Data extracted from a collection:
━━━━━━━━━━━━━━━━━━━━━━━━━━━━━━
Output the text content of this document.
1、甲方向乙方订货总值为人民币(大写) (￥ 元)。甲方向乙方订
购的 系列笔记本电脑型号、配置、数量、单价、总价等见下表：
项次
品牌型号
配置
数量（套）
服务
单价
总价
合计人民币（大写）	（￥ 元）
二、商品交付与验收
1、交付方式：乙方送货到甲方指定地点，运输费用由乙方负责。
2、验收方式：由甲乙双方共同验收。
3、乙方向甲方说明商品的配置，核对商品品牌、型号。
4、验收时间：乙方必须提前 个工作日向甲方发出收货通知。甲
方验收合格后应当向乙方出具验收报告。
━━━━━━━━━━━━━━━━━━━━━━━━━━━━━━
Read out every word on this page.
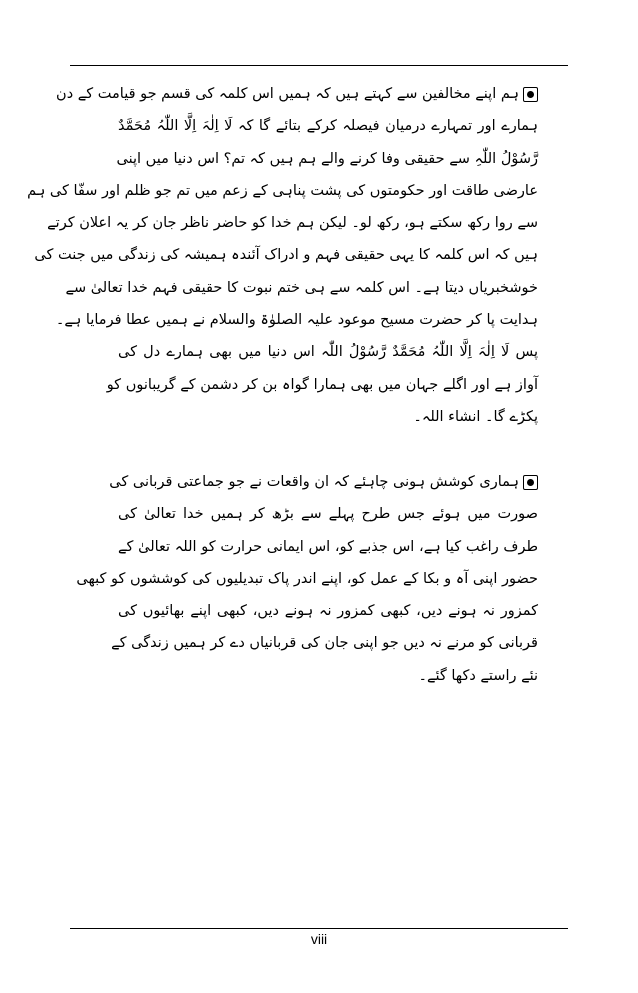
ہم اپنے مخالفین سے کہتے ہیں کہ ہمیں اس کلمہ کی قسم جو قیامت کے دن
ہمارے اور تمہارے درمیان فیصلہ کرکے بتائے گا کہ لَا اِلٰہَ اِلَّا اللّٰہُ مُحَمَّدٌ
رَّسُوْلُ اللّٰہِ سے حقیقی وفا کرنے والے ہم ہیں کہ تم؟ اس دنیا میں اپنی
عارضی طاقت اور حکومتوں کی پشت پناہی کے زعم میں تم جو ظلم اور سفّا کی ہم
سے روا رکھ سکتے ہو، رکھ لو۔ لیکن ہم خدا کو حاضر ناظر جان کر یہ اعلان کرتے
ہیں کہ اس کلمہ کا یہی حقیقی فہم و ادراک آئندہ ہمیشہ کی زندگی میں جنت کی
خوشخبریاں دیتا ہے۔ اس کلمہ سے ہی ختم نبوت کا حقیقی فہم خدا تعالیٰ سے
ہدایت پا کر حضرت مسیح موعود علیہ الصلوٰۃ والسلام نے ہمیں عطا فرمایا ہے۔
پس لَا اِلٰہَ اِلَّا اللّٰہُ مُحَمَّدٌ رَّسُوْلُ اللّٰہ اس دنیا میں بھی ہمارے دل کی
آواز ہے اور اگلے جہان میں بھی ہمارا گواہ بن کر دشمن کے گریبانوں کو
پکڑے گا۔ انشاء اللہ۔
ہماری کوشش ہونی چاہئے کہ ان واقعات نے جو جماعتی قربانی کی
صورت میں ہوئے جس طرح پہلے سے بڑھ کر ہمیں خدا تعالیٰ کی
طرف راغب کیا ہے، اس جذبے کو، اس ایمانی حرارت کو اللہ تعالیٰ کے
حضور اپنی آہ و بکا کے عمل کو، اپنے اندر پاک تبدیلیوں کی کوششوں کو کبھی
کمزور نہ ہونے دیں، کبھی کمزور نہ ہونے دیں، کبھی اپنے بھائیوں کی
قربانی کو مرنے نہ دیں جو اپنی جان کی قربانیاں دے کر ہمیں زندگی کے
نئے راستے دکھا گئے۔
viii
━━━━━━━━━━━━━━━━━━━━━━━━━━━━━━
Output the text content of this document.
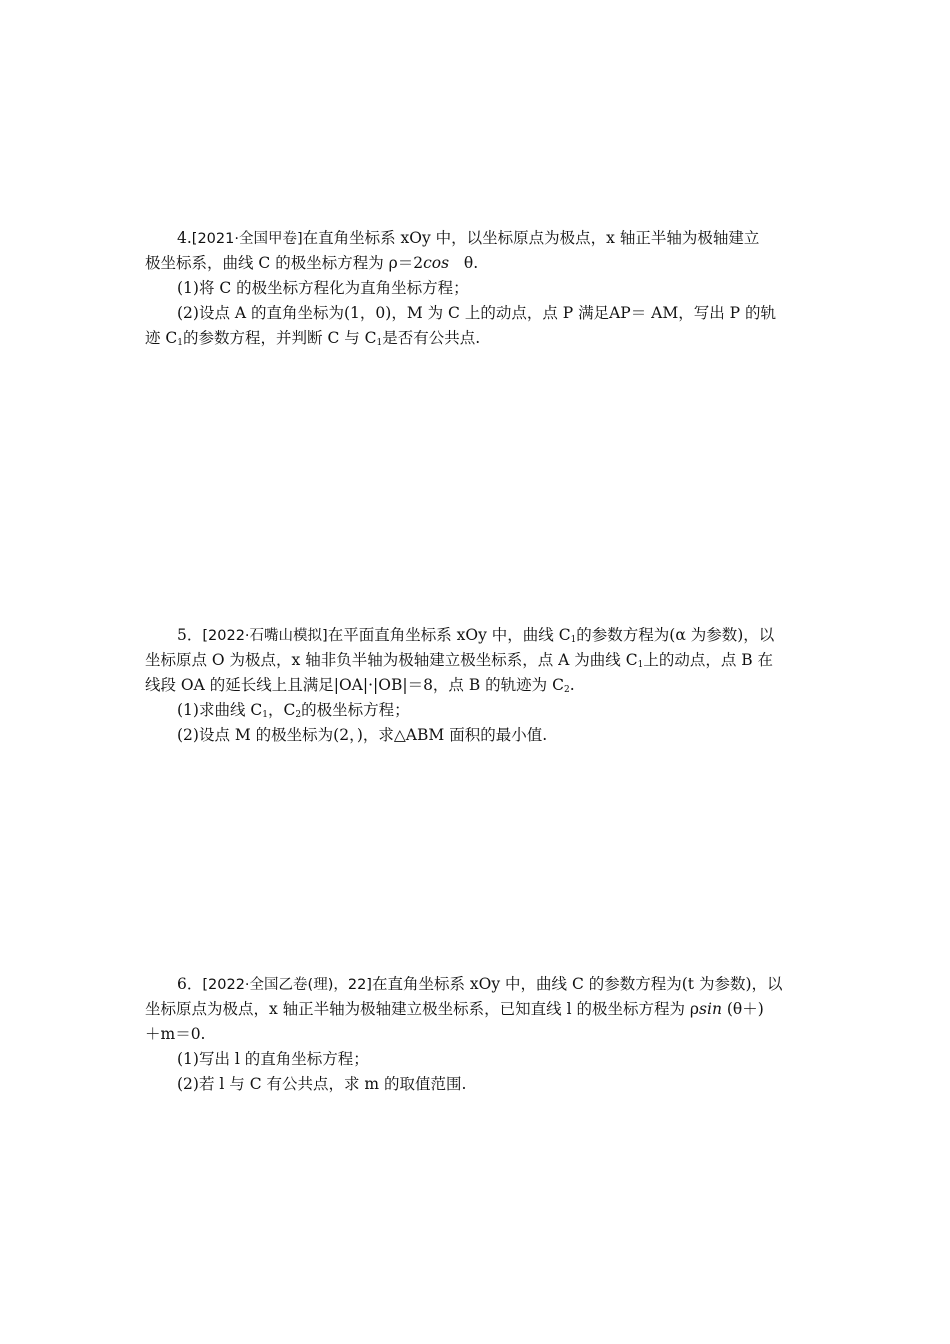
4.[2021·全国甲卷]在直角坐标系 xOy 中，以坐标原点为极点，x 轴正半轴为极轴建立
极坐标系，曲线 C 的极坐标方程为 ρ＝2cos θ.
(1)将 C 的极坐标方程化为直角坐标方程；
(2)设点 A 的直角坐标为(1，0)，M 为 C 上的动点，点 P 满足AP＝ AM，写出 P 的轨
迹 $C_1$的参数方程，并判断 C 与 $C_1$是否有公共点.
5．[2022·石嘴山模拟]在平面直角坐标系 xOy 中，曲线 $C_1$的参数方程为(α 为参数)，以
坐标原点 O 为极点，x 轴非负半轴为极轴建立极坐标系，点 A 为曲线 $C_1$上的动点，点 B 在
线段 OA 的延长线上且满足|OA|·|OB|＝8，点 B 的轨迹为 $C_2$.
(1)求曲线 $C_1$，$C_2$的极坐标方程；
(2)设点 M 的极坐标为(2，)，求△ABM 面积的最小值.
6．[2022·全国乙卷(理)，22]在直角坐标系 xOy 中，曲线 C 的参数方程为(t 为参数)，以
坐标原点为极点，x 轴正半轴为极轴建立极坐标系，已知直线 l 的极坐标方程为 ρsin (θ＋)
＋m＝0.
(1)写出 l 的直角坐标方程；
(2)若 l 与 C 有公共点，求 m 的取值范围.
━━━━━━━━━━━━━━━━━━━━━━━━━━━━━━
Requirements -> Read the entries above, then pull out the lines that include "的极坐标方程为".

The solution ->
极坐标系，曲线 C 的极坐标方程为 ρ＝2cos θ.
坐标原点为极点，x 轴正半轴为极轴建立极坐标系，已知直线 l 的极坐标方程为 ρsin (θ＋)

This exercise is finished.